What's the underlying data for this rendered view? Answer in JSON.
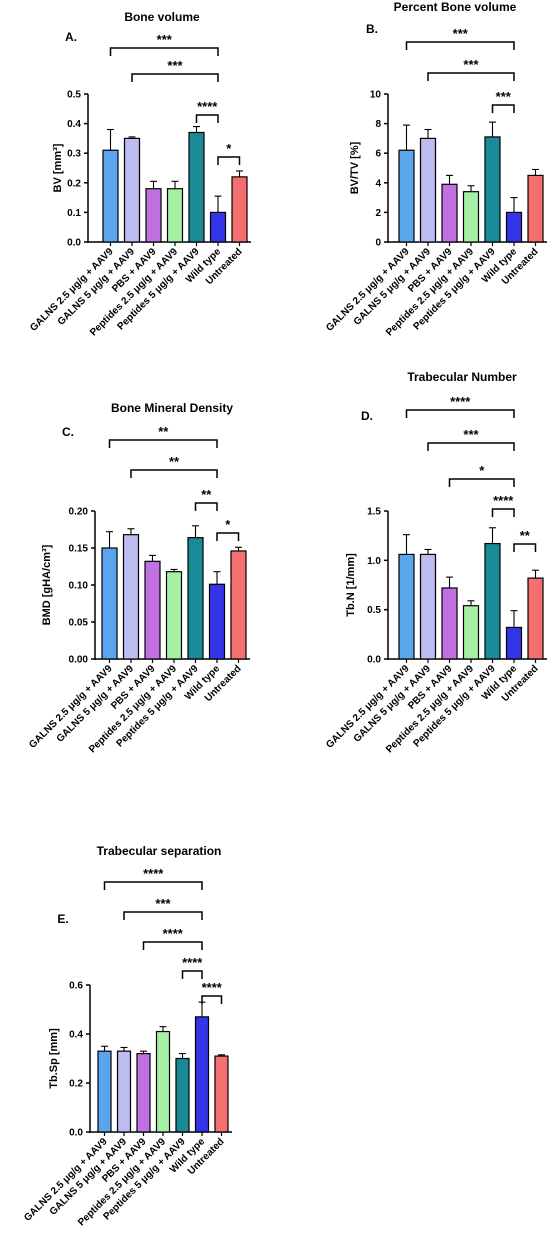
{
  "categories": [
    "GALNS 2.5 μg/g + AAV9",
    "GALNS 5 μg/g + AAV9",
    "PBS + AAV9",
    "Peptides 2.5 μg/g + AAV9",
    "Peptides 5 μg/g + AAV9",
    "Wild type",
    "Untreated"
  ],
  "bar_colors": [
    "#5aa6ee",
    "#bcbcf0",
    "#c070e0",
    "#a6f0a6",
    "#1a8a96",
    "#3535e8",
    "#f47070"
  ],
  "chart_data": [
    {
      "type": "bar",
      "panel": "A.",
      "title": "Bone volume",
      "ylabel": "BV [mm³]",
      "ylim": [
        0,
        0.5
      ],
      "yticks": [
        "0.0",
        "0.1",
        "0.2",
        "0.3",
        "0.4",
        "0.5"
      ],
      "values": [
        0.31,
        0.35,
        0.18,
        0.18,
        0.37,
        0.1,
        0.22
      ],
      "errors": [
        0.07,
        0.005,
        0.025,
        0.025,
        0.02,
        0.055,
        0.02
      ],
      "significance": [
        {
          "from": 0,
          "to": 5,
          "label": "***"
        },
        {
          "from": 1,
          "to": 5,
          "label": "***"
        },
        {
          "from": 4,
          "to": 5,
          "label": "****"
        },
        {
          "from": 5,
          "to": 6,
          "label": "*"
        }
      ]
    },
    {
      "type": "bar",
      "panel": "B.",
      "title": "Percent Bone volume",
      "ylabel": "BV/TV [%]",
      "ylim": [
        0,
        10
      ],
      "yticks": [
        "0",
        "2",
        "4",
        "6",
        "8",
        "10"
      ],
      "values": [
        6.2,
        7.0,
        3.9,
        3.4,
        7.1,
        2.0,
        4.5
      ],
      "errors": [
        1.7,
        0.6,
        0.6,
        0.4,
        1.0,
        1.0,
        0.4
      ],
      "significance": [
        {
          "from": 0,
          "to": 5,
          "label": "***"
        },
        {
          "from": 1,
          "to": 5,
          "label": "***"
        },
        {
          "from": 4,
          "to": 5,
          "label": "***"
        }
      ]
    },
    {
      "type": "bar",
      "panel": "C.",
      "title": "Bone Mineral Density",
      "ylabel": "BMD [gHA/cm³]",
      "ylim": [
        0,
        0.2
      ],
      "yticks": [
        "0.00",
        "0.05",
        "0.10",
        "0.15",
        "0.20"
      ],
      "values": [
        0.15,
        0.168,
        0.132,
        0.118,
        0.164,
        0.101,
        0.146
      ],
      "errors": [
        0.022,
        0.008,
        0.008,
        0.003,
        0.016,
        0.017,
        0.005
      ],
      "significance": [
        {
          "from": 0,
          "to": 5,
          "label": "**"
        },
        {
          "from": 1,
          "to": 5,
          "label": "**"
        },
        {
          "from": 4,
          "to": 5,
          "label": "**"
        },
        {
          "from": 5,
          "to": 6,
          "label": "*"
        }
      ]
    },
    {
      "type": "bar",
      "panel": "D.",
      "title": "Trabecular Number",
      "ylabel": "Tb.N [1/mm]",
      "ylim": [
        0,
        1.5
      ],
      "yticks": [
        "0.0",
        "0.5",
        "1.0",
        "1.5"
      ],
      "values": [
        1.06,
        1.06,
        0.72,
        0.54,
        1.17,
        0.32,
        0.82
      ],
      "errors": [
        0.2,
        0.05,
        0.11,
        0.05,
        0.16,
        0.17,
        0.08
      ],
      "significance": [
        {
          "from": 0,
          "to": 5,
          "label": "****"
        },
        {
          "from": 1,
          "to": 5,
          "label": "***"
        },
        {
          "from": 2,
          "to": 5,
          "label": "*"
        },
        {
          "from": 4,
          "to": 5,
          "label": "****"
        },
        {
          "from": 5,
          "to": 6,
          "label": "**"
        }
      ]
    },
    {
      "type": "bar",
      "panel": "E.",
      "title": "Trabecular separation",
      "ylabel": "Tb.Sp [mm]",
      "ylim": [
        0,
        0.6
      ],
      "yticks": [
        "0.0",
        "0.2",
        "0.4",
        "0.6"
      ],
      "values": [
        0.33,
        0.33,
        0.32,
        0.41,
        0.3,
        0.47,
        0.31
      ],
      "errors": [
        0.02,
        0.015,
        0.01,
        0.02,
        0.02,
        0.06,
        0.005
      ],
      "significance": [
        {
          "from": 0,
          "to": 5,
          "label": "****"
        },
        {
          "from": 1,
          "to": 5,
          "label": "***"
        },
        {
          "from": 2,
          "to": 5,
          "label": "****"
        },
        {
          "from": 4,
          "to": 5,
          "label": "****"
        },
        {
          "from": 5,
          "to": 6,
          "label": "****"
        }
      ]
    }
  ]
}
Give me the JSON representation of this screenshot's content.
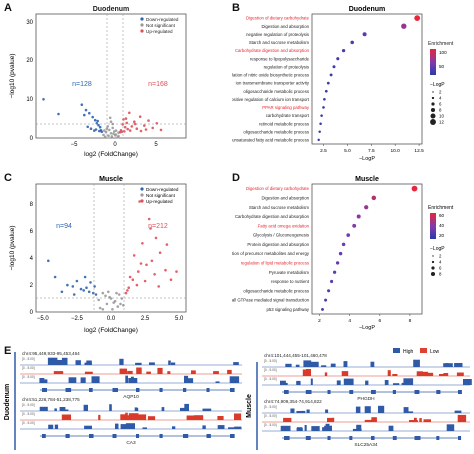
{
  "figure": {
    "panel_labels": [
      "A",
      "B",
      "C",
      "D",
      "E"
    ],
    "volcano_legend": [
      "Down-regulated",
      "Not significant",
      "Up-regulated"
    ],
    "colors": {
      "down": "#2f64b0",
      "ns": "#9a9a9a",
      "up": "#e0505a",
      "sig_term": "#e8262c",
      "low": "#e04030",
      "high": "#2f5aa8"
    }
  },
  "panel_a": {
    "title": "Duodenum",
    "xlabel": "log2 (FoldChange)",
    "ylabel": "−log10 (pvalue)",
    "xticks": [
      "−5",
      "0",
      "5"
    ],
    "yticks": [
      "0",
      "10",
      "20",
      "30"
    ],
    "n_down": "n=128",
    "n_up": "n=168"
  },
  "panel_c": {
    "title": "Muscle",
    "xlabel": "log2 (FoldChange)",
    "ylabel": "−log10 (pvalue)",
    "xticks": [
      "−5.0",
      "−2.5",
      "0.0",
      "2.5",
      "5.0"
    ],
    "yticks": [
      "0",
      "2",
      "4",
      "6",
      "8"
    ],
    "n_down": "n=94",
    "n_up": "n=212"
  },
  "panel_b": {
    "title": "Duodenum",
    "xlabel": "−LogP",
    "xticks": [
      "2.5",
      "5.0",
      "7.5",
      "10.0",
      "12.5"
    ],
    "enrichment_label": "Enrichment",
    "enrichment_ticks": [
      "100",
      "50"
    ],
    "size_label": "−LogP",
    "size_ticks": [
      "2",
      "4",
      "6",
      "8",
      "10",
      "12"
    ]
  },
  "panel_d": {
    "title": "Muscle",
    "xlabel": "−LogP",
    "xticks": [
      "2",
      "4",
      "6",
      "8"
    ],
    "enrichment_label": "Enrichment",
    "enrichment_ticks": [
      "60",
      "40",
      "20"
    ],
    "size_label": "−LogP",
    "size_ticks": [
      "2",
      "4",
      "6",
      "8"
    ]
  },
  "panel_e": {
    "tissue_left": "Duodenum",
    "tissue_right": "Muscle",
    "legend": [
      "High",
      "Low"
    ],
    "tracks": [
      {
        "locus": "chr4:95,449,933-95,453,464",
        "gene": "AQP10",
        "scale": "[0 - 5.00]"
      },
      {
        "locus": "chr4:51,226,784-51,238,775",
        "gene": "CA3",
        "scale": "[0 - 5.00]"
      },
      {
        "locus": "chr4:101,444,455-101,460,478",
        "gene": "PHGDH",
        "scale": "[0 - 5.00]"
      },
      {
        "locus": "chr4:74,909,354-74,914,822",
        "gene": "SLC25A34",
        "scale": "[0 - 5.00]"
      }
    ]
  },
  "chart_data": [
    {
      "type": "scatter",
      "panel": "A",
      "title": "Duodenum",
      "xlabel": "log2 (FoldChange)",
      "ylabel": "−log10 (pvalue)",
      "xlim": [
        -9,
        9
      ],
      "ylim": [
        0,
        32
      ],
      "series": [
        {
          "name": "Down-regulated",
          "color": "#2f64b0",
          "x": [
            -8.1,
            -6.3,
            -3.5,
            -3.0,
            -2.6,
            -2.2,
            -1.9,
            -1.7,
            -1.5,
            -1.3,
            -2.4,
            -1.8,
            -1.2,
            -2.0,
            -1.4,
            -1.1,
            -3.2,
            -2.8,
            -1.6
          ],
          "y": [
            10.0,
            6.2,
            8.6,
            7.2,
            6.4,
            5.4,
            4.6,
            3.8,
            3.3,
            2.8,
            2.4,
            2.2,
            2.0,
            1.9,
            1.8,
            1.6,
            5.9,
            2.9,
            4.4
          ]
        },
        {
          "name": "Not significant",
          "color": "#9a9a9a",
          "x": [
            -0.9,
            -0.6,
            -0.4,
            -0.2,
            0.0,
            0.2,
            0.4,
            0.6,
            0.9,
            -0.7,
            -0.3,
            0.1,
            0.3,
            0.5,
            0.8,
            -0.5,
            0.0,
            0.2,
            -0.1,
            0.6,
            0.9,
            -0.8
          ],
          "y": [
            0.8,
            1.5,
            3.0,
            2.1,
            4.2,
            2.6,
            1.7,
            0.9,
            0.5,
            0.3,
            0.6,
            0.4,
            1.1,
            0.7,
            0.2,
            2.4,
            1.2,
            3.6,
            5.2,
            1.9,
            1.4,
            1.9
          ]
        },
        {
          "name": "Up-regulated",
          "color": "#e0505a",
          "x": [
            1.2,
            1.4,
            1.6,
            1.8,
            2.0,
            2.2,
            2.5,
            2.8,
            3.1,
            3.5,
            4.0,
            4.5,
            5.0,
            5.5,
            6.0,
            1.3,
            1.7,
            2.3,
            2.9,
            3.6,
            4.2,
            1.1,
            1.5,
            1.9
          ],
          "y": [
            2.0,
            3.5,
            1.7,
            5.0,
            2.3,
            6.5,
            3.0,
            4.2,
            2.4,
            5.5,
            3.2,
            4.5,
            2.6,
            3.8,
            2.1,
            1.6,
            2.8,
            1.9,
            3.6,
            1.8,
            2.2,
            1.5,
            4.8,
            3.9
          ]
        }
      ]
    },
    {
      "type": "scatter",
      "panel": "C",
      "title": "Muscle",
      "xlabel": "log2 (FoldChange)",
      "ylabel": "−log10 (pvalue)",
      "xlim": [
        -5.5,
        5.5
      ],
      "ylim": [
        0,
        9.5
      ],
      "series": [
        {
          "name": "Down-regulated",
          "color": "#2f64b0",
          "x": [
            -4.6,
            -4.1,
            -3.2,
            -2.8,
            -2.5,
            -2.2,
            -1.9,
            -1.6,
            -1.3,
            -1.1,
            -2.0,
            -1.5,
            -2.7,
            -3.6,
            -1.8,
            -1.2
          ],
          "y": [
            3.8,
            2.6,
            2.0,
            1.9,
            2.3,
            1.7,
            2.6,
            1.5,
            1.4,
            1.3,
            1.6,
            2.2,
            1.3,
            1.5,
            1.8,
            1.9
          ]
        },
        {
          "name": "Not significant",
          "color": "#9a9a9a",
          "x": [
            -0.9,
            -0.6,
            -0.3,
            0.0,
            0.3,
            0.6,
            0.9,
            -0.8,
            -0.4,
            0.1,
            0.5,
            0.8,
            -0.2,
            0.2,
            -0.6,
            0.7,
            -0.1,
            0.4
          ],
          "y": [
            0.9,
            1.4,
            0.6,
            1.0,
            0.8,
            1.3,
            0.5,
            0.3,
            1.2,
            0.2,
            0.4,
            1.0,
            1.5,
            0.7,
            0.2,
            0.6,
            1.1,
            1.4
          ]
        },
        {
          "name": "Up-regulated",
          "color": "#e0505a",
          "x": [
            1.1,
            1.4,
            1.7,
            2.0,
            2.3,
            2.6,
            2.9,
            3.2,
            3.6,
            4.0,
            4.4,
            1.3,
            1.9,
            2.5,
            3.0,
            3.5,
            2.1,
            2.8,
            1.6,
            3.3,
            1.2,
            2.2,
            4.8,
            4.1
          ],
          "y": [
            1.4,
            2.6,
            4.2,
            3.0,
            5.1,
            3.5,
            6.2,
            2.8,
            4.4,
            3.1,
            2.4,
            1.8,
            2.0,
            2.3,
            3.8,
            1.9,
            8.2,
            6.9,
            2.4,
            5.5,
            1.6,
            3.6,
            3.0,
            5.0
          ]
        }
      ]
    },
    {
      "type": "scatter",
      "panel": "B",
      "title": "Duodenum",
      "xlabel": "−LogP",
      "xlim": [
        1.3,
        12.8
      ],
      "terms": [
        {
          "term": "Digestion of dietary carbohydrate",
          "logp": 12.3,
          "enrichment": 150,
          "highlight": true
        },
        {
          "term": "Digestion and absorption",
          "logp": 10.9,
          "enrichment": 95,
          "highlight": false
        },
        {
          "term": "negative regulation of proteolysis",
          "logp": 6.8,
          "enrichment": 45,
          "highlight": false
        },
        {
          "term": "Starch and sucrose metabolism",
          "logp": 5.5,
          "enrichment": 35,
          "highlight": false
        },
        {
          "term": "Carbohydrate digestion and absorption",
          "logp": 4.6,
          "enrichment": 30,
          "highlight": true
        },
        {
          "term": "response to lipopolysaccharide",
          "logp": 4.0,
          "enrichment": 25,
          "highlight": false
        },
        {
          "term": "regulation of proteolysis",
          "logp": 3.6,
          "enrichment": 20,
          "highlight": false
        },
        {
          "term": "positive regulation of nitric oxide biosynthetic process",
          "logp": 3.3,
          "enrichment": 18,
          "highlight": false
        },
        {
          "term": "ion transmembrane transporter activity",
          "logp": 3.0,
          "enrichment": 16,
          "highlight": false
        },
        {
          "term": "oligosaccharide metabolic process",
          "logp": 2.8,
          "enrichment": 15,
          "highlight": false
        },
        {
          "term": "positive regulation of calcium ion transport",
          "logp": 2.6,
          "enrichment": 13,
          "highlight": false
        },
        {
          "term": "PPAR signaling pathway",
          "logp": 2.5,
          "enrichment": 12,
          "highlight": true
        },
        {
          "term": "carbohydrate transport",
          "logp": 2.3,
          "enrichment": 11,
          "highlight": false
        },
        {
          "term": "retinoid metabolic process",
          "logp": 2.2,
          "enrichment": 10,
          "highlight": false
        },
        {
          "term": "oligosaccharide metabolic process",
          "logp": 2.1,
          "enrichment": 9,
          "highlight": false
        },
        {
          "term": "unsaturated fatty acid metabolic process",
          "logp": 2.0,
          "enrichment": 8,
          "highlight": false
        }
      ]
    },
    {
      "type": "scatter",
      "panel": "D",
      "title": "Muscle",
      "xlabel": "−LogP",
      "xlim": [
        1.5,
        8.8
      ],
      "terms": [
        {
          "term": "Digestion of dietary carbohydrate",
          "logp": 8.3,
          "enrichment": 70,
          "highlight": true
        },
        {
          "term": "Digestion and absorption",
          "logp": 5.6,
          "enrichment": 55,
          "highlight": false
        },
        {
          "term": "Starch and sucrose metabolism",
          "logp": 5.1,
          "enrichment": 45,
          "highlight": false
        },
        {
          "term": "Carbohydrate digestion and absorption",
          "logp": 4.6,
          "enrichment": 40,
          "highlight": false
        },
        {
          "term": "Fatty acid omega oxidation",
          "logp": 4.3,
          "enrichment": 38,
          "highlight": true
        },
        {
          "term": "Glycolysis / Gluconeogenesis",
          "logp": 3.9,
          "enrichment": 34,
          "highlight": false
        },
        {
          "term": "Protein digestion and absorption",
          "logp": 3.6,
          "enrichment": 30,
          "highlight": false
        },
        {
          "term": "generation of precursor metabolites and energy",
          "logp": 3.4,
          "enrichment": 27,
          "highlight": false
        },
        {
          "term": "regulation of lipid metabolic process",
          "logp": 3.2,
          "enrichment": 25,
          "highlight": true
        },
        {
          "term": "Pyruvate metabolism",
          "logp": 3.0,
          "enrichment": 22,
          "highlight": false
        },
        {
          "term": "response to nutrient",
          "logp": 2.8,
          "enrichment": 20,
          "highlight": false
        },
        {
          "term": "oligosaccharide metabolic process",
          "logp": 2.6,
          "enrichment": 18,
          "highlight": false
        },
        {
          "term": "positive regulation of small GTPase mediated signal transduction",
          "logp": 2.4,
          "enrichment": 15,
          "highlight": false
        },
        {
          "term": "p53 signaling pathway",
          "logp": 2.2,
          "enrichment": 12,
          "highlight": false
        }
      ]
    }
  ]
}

* AIM OF THE EXERCISE *
Scan the records above for the word "locus". Show each line in which it appears.

* OUTPUT *
        "locus": "chr4:95,449,933-95,453,464",
        "locus": "chr4:51,226,784-51,238,775",
        "locus": "chr4:101,444,455-101,460,478",
        "locus": "chr4:74,909,354-74,914,822",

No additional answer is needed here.